***** Source data *****

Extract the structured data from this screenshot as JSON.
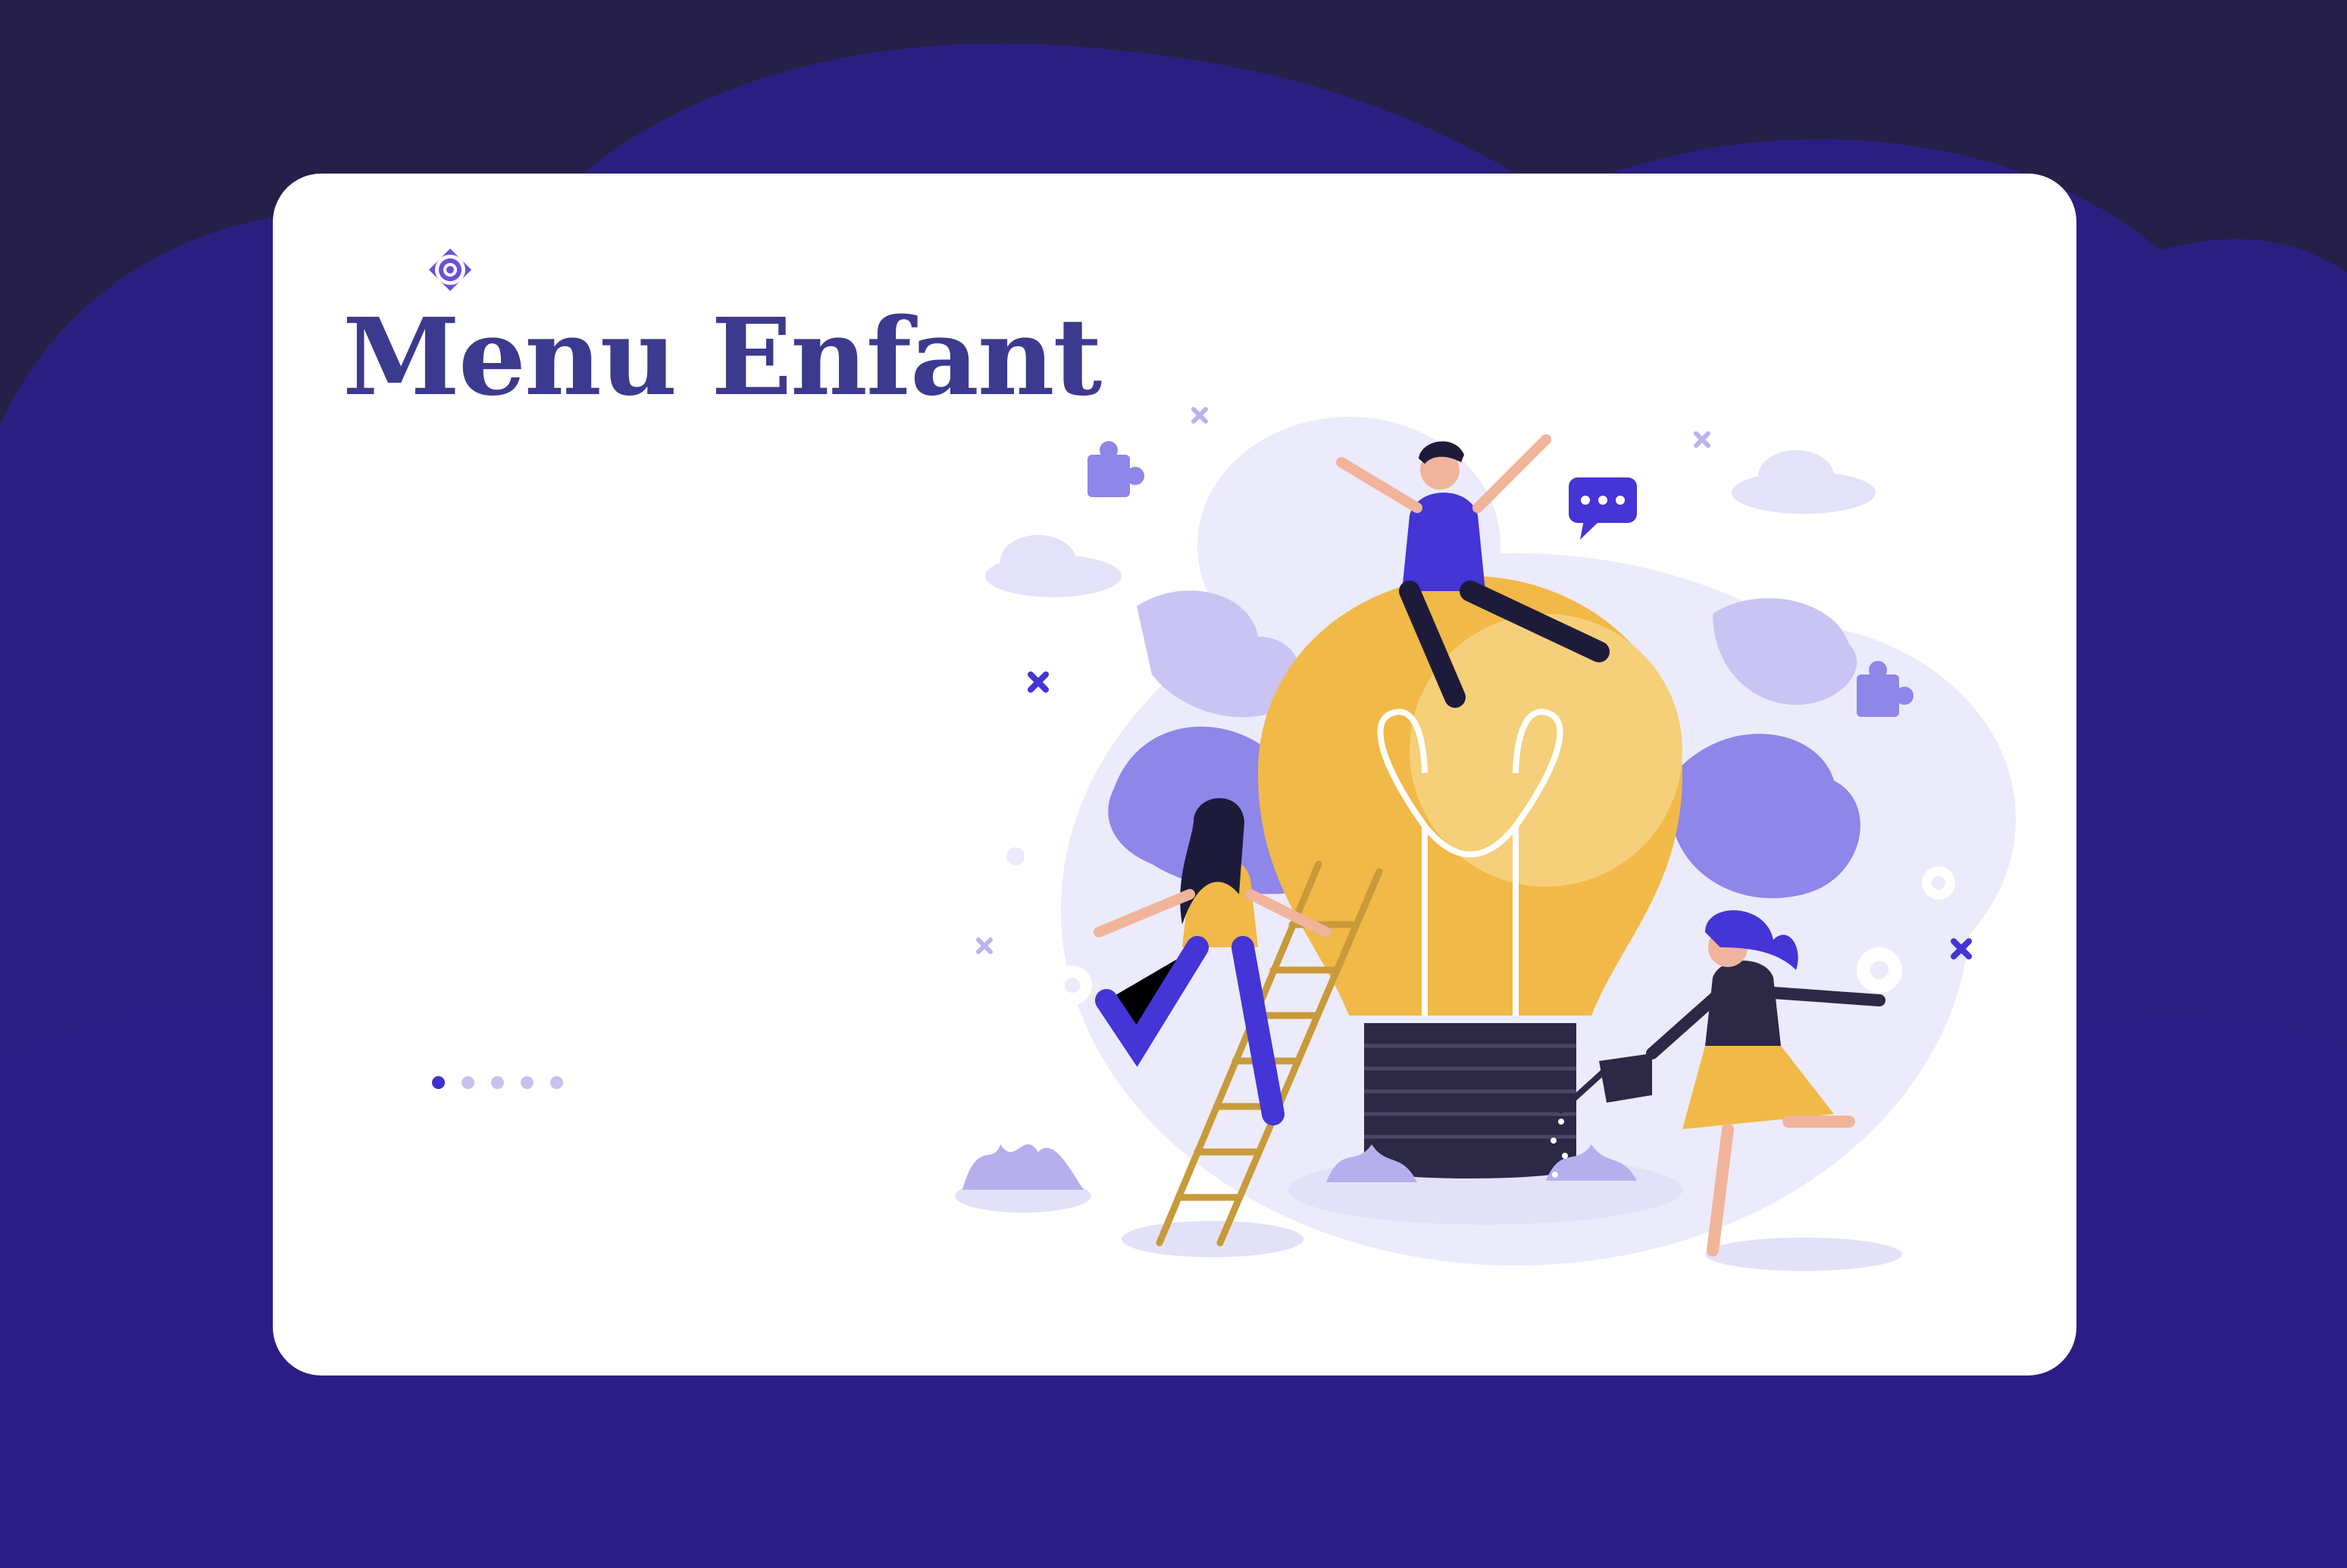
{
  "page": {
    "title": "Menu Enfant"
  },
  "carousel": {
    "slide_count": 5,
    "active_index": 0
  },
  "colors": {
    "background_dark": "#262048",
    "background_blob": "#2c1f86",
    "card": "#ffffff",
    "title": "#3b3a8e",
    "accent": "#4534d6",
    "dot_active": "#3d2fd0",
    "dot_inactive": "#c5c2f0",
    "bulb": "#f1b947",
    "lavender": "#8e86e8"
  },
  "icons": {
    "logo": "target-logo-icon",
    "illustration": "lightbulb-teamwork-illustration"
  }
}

*****
***** Source data *****

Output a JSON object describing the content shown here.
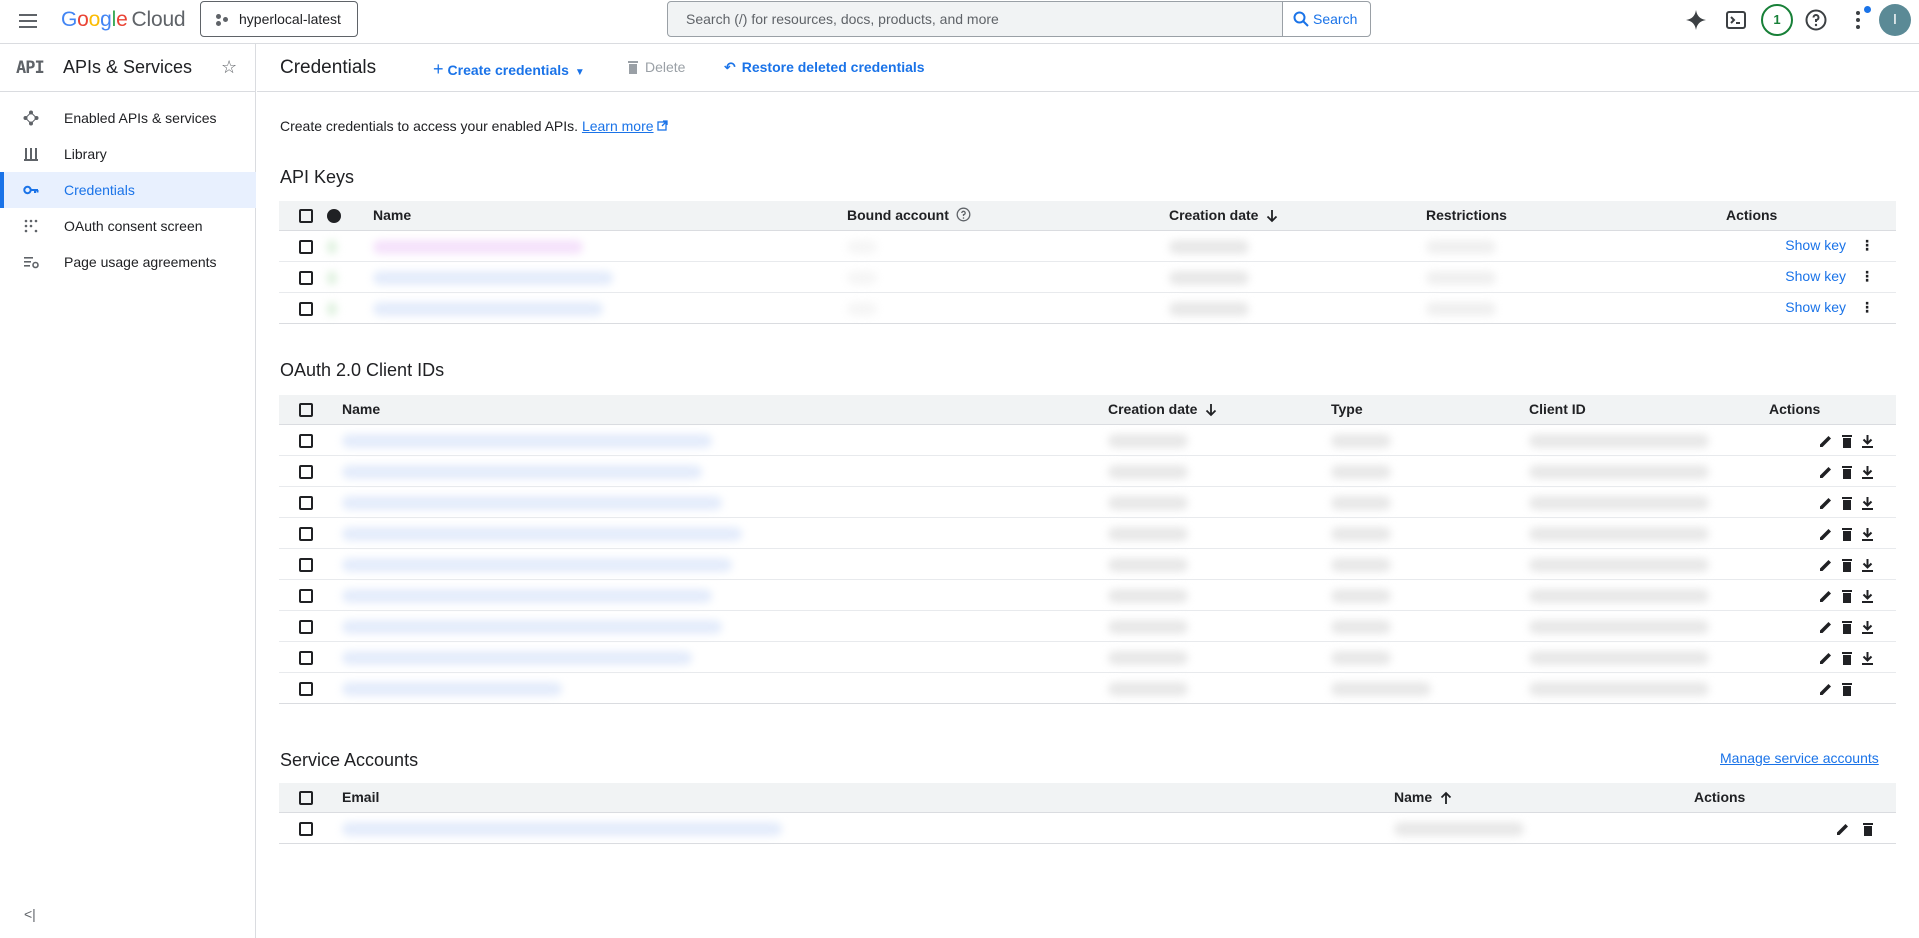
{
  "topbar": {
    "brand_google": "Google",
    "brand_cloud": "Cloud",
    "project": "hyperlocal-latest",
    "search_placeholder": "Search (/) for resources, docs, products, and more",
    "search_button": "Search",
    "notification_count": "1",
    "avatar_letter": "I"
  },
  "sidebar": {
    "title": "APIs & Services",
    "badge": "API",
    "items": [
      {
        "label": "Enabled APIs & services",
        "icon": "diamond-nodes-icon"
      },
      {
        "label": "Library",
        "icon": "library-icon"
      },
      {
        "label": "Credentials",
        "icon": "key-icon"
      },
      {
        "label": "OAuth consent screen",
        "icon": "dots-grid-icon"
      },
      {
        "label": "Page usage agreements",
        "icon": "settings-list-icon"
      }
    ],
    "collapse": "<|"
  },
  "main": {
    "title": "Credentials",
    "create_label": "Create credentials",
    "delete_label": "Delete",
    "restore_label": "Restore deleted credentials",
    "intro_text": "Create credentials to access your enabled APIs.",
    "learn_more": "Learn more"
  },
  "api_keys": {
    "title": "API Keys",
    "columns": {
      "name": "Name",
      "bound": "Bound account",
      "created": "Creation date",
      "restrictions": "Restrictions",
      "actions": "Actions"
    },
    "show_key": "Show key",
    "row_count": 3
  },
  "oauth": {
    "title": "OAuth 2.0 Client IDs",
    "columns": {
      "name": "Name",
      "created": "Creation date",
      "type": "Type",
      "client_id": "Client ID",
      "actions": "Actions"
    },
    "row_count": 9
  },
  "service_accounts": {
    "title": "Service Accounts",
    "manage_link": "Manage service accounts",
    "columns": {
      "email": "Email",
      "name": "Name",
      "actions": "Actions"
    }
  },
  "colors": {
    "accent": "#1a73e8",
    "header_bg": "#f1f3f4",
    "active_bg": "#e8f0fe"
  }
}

*****

_Exercise prompt_: Return every line containing "Client".

_Exercise result_:
    "title": "OAuth 2.0 Client IDs",
      "client_id": "Client ID",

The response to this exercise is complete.